_Written request_
Keep the pictures out of the copy and repeat the records exactly.

_Record excerpts_
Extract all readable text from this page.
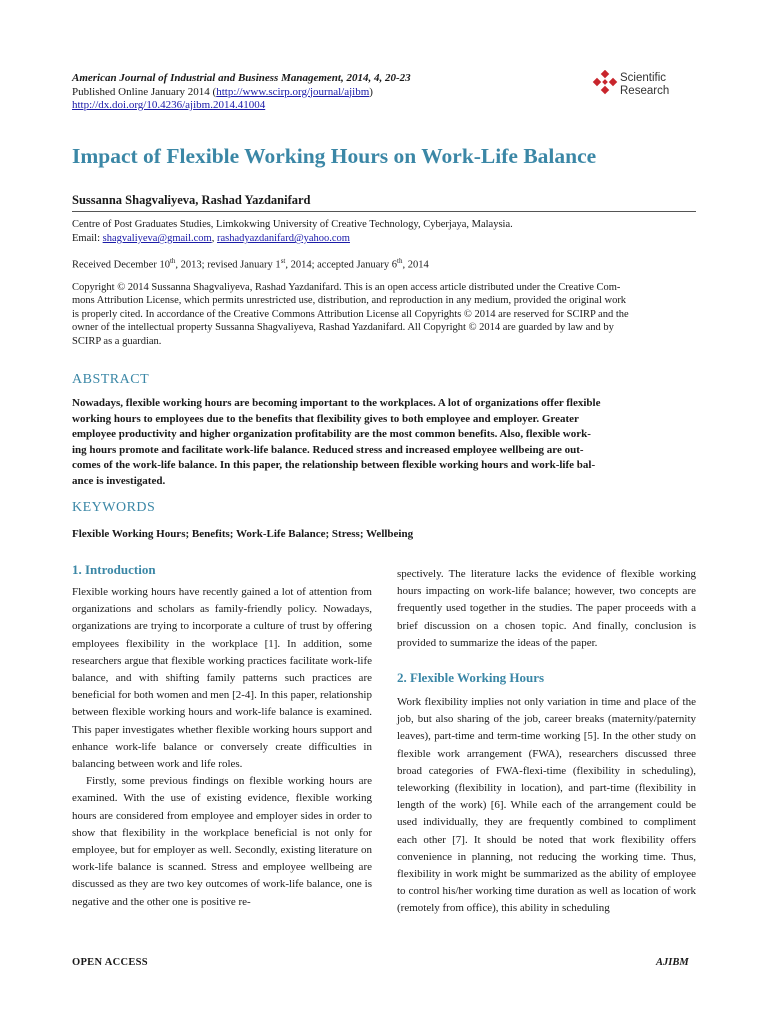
American Journal of Industrial and Business Management, 2014, 4, 20-23
Published Online January 2014 (http://www.scirp.org/journal/ajibm)
http://dx.doi.org/10.4236/ajibm.2014.41004
Scientific
Research
Impact of Flexible Working Hours on Work-Life Balance
Sussanna Shagvaliyeva, Rashad Yazdanifard
Centre of Post Graduates Studies, Limkokwing University of Creative Technology, Cyberjaya, Malaysia.
Email: shagvaliyeva@gmail.com, rashadyazdanifard@yahoo.com
Received December 10th, 2013; revised January 1st, 2014; accepted January 6th, 2014
Copyright © 2014 Sussanna Shagvaliyeva, Rashad Yazdanifard. This is an open access article distributed under the Creative Com-
mons Attribution License, which permits unrestricted use, distribution, and reproduction in any medium, provided the original work
is properly cited. In accordance of the Creative Commons Attribution License all Copyrights © 2014 are reserved for SCIRP and the
owner of the intellectual property Sussanna Shagvaliyeva, Rashad Yazdanifard. All Copyright © 2014 are guarded by law and by
SCIRP as a guardian.
ABSTRACT
Nowadays, flexible working hours are becoming important to the workplaces. A lot of organizations offer flexible
working hours to employees due to the benefits that flexibility gives to both employee and employer. Greater
employee productivity and higher organization profitability are the most common benefits. Also, flexible work-
ing hours promote and facilitate work-life balance. Reduced stress and increased employee wellbeing are out-
comes of the work-life balance. In this paper, the relationship between flexible working hours and work-life bal-
ance is investigated.
KEYWORDS
Flexible Working Hours; Benefits; Work-Life Balance; Stress; Wellbeing
1. Introduction

Flexible working hours have recently gained a lot of attention from organizations and scholars as family-friendly policy. Nowadays, organizations are trying to incorporate a culture of trust by offering employees flexibility in the workplace [1]. In addition, some researchers argue that flexible working practices facilitate work-life balance, and with shifting family patterns such practices are beneficial for both women and men [2-4]. In this paper, relationship between flexible working hours and work-life balance is examined. This paper investigates whether flexible working hours support and enhance work-life balance or conversely create difficulties in balancing between work and life roles.

Firstly, some previous findings on flexible working hours are examined. With the use of existing evidence, flexible working hours are considered from employee and employer sides in order to show that flexibility in the workplace beneficial is not only for employee, but for employer as well. Secondly, existing literature on work-life balance is scanned. Stress and employee wellbeing are discussed as they are two key outcomes of work-life balance, one is negative and the other one is positive re-

spectively. The literature lacks the evidence of flexible working hours impacting on work-life balance; however, two concepts are frequently used together in the studies. The paper proceeds with a brief discussion on a chosen topic. And finally, conclusion is provided to summarize the ideas of the paper.

2. Flexible Working Hours

Work flexibility implies not only variation in time and place of the job, but also sharing of the job, career breaks (maternity/paternity leaves), part-time and term-time working [5]. In the other study on flexible work arrangement (FWA), researchers discussed three broad categories of FWA-flexi-time (flexibility in scheduling), teleworking (flexibility in location), and part-time (flexibility in length of the work) [6]. While each of the arrangement could be used individually, they are frequently combined to compliment each other [7]. It should be noted that work flexibility offers convenience in planning, not reducing the working time. Thus, flexibility in work might be summarized as the ability of employee to control his/her working time duration as well as location of work (remotely from office), this ability in scheduling

OPEN ACCESS	AJIBM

_Solution for this exercise_
Extract all readable text from this page.
American Journal of Industrial and Business Management, 2014, 4, 20-23
Published Online January 2014 (http://www.scirp.org/journal/ajibm)
http://dx.doi.org/10.4236/ajibm.2014.41004
Scientific
Research
Impact of Flexible Working Hours on Work-Life Balance
Sussanna Shagvaliyeva, Rashad Yazdanifard
Centre of Post Graduates Studies, Limkokwing University of Creative Technology, Cyberjaya, Malaysia.
Email: shagvaliyeva@gmail.com, rashadyazdanifard@yahoo.com
Received December 10th, 2013; revised January 1st, 2014; accepted January 6th, 2014
Copyright © 2014 Sussanna Shagvaliyeva, Rashad Yazdanifard. This is an open access article distributed under the Creative Com-
mons Attribution License, which permits unrestricted use, distribution, and reproduction in any medium, provided the original work
is properly cited. In accordance of the Creative Commons Attribution License all Copyrights © 2014 are reserved for SCIRP and the
owner of the intellectual property Sussanna Shagvaliyeva, Rashad Yazdanifard. All Copyright © 2014 are guarded by law and by
SCIRP as a guardian.
ABSTRACT
Nowadays, flexible working hours are becoming important to the workplaces. A lot of organizations offer flexible
working hours to employees due to the benefits that flexibility gives to both employee and employer. Greater
employee productivity and higher organization profitability are the most common benefits. Also, flexible work-
ing hours promote and facilitate work-life balance. Reduced stress and increased employee wellbeing are out-
comes of the work-life balance. In this paper, the relationship between flexible working hours and work-life bal-
ance is investigated.
KEYWORDS
Flexible Working Hours; Benefits; Work-Life Balance; Stress; Wellbeing
1. Introduction

Flexible working hours have recently gained a lot of attention from organizations and scholars as family-friendly policy. Nowadays, organizations are trying to incorporate a culture of trust by offering employees flexibility in the workplace [1]. In addition, some researchers argue that flexible working practices facilitate work-life balance, and with shifting family patterns such practices are beneficial for both women and men [2-4]. In this paper, relationship between flexible working hours and work-life balance is examined. This paper investigates whether flexible working hours support and enhance work-life balance or conversely create difficulties in balancing between work and life roles.

Firstly, some previous findings on flexible working hours are examined. With the use of existing evidence, flexible working hours are considered from employee and employer sides in order to show that flexibility in the workplace beneficial is not only for employee, but for employer as well. Secondly, existing literature on work-life balance is scanned. Stress and employee wellbeing are discussed as they are two key outcomes of work-life balance, one is negative and the other one is positive re-

spectively. The literature lacks the evidence of flexible working hours impacting on work-life balance; however, two concepts are frequently used together in the studies. The paper proceeds with a brief discussion on a chosen topic. And finally, conclusion is provided to summarize the ideas of the paper.

2. Flexible Working Hours

Work flexibility implies not only variation in time and place of the job, but also sharing of the job, career breaks (maternity/paternity leaves), part-time and term-time working [5]. In the other study on flexible work arrangement (FWA), researchers discussed three broad categories of FWA-flexi-time (flexibility in scheduling), teleworking (flexibility in location), and part-time (flexibility in length of the work) [6]. While each of the arrangement could be used individually, they are frequently combined to compliment each other [7]. It should be noted that work flexibility offers convenience in planning, not reducing the working time. Thus, flexibility in work might be summarized as the ability of employee to control his/her working time duration as well as location of work (remotely from office), this ability in scheduling

OPEN ACCESS	AJIBM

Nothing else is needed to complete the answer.